WORK INSTRUCTIONS -> Find all the lines with "接线柱连接" and gather them.

DATASET RECORDS ->

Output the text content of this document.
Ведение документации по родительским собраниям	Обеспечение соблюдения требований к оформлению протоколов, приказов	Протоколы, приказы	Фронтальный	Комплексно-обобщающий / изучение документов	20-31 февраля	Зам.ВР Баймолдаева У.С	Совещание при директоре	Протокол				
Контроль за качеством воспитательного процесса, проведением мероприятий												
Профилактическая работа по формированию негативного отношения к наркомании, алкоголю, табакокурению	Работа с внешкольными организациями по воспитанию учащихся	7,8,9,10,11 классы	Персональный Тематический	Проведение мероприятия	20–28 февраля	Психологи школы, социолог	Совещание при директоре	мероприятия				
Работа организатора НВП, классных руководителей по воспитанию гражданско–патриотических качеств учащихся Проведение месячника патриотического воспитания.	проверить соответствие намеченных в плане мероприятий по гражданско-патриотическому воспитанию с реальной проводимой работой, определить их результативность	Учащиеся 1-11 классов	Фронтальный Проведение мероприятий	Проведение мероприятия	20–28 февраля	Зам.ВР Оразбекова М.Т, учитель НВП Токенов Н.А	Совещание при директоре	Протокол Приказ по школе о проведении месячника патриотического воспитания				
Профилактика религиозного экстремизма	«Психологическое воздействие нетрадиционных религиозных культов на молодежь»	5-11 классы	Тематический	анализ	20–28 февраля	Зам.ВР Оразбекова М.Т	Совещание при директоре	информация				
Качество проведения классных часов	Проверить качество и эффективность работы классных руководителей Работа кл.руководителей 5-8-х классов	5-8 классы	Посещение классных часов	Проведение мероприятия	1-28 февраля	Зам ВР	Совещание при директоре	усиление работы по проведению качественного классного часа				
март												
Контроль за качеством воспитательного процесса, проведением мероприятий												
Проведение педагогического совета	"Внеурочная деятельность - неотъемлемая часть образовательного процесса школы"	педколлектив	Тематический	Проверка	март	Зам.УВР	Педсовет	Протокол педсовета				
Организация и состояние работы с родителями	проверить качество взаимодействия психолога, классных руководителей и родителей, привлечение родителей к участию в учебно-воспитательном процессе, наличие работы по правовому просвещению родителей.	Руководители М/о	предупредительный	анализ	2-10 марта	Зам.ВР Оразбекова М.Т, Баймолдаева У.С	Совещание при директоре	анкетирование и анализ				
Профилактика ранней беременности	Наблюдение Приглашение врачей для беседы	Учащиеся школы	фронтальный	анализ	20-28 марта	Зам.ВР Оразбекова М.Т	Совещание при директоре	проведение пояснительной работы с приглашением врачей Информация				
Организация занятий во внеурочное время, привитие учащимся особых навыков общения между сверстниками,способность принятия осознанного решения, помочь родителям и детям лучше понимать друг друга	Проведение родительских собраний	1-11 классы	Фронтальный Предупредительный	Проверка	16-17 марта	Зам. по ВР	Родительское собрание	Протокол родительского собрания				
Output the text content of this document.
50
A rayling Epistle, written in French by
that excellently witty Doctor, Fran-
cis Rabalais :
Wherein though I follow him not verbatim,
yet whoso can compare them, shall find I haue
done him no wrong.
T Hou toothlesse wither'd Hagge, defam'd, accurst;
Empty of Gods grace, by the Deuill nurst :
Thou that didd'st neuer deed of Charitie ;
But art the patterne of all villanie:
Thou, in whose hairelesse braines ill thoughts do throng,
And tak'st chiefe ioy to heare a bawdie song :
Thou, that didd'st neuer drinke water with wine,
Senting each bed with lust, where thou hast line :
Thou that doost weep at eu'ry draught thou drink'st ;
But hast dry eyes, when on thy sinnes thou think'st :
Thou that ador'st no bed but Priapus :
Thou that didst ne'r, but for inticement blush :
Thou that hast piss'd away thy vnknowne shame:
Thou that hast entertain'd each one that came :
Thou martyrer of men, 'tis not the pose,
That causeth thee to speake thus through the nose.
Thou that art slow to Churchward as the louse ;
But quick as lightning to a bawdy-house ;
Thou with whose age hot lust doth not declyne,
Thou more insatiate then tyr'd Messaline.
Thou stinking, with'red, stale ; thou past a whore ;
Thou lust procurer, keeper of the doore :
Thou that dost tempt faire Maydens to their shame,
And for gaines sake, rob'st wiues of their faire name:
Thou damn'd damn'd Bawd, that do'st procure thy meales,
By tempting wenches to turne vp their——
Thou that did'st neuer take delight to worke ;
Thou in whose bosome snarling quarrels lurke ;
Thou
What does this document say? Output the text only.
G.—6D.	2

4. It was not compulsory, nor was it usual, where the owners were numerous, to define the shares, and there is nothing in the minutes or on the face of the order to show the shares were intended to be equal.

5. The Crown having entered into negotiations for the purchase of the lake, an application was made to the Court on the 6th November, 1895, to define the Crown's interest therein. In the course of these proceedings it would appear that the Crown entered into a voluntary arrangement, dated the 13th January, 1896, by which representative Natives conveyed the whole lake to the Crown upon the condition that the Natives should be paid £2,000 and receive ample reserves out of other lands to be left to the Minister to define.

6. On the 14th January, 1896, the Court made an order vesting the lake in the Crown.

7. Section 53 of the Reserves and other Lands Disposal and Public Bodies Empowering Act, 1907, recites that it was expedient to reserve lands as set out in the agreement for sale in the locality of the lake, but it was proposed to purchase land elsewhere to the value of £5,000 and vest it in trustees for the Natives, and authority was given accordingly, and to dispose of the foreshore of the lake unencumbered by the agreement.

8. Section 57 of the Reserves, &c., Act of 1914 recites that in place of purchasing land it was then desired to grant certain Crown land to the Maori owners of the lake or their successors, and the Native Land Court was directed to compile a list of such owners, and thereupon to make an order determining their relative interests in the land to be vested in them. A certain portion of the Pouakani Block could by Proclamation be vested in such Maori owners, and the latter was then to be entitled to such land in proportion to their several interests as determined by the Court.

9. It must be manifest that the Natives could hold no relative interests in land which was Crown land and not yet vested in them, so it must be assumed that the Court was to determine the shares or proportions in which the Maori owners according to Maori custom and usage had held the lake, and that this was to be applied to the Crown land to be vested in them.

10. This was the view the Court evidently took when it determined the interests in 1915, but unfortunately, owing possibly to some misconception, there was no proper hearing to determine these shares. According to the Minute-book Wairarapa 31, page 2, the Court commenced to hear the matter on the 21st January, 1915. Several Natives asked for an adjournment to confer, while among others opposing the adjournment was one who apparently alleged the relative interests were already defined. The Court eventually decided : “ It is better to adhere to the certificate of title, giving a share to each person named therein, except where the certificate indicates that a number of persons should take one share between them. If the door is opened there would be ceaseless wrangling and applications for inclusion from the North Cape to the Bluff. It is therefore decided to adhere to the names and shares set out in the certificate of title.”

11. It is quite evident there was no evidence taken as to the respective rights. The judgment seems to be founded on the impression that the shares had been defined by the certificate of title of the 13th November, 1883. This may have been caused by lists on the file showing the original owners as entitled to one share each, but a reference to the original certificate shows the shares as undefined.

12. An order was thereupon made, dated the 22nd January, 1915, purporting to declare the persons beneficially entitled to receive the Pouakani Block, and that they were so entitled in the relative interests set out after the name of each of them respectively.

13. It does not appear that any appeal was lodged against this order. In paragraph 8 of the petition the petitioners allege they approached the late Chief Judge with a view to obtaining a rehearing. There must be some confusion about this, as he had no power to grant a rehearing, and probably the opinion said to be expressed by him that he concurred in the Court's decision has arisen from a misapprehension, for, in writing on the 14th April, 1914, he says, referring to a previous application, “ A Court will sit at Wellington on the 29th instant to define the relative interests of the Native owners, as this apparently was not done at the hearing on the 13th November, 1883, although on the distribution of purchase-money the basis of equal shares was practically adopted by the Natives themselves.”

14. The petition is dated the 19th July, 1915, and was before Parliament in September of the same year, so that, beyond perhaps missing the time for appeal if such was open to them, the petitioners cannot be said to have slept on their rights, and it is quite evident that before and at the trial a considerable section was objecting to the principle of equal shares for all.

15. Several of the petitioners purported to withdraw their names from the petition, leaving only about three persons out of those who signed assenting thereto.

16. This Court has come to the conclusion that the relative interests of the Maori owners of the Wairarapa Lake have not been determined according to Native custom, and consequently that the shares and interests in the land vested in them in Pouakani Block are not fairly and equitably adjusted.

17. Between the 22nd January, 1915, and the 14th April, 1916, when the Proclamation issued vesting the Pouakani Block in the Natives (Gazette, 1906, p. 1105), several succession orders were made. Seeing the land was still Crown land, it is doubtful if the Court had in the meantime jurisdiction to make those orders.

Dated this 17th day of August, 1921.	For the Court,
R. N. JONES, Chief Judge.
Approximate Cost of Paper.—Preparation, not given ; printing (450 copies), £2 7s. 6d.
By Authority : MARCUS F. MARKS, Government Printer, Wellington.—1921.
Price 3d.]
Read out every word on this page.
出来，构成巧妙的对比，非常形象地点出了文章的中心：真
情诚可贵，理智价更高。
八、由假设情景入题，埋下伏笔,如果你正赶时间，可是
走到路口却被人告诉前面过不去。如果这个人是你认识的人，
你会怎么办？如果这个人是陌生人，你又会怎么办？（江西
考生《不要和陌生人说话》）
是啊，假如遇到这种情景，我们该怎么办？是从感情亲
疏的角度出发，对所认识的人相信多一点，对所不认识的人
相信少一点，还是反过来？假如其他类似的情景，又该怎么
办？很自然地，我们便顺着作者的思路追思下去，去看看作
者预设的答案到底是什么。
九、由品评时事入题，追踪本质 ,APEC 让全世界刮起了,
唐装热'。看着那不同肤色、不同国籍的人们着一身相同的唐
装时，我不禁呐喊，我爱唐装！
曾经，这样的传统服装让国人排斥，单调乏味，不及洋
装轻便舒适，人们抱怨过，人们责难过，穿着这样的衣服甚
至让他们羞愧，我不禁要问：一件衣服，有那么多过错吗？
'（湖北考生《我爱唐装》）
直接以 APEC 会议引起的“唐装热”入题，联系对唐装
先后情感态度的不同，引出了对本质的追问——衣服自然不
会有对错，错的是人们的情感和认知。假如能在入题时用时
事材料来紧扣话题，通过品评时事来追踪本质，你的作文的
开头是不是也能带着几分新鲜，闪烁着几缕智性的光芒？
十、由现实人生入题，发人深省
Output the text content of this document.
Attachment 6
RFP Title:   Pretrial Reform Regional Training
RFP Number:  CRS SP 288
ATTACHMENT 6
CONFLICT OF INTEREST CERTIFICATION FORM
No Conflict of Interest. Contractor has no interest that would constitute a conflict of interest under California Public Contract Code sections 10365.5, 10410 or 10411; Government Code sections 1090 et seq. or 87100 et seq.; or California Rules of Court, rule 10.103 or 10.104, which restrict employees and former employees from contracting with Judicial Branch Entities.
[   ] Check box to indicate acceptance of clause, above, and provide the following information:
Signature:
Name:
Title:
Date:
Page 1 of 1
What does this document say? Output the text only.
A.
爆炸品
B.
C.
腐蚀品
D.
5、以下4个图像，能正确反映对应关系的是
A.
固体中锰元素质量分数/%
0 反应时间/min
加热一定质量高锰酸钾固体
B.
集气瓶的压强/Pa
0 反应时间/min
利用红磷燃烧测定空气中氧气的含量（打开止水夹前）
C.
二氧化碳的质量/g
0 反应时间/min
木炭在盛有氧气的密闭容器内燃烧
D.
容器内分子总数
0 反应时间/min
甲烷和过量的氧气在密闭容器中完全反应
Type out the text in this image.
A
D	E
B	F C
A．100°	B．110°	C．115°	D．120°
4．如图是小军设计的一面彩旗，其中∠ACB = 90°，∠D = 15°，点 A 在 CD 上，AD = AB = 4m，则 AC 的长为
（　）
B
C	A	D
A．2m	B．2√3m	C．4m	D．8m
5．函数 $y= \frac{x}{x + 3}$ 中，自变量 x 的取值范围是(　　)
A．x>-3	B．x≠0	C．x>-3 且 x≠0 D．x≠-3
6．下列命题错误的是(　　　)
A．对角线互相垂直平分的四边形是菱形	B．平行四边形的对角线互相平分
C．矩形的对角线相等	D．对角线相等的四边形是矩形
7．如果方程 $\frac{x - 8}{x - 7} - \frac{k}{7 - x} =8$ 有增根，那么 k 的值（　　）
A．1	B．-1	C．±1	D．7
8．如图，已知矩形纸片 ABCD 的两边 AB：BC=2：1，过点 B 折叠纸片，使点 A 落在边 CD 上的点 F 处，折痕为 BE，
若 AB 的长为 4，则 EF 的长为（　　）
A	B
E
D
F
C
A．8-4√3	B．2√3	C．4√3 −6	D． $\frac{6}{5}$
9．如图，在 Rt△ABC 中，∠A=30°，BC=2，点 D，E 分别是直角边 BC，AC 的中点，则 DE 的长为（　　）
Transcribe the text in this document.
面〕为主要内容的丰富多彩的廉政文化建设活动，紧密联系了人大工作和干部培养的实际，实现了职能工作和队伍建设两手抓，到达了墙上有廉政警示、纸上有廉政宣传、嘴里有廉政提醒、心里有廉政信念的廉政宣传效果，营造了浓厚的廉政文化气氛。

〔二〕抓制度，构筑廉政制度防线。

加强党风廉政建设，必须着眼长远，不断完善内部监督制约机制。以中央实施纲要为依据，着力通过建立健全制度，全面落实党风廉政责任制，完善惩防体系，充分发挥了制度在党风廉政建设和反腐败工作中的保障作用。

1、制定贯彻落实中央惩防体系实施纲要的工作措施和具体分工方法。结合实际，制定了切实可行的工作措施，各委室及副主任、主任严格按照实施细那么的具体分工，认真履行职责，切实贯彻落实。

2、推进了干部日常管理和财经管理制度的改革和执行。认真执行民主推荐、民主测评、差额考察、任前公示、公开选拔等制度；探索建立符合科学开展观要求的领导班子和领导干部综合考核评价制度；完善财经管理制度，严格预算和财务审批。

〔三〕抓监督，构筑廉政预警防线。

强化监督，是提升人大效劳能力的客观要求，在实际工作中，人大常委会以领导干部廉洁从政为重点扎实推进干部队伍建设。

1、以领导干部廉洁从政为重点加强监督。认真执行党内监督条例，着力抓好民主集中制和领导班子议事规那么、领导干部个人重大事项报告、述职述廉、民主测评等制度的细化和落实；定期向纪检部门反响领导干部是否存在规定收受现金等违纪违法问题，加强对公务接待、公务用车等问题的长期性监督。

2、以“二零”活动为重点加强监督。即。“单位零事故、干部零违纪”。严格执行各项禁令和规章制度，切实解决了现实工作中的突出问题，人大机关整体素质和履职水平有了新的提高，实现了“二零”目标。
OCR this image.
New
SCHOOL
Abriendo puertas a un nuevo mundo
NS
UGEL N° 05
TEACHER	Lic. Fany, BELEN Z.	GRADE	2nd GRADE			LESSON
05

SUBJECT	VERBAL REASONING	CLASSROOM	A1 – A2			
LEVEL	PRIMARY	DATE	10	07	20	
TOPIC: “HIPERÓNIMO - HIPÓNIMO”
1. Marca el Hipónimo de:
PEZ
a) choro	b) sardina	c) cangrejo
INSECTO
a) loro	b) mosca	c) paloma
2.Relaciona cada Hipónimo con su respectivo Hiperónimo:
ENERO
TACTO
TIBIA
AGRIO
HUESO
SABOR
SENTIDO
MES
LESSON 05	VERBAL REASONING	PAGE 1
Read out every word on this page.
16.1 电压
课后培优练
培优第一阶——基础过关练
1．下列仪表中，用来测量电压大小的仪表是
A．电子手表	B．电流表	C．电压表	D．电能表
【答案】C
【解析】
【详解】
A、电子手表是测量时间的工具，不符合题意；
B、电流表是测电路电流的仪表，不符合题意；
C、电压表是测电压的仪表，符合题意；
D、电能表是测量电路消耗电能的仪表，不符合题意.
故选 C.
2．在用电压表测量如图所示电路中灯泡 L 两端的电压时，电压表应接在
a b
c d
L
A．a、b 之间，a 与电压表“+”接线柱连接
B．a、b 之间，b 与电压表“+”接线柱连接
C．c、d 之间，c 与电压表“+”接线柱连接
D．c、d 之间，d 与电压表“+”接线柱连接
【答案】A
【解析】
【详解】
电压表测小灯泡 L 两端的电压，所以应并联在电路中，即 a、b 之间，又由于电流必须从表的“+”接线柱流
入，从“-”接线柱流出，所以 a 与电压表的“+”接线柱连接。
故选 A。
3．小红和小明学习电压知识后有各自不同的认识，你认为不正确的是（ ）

OUTPUT FOR THIS EXERCISE ->
A．a、b 之间，a 与电压表“+”接线柱连接
B．a、b 之间，b 与电压表“+”接线柱连接
C．c、d 之间，c 与电压表“+”接线柱连接
D．c、d 之间，d 与电压表“+”接线柱连接
入，从“-”接线柱流出，所以 a 与电压表的“+”接线柱连接。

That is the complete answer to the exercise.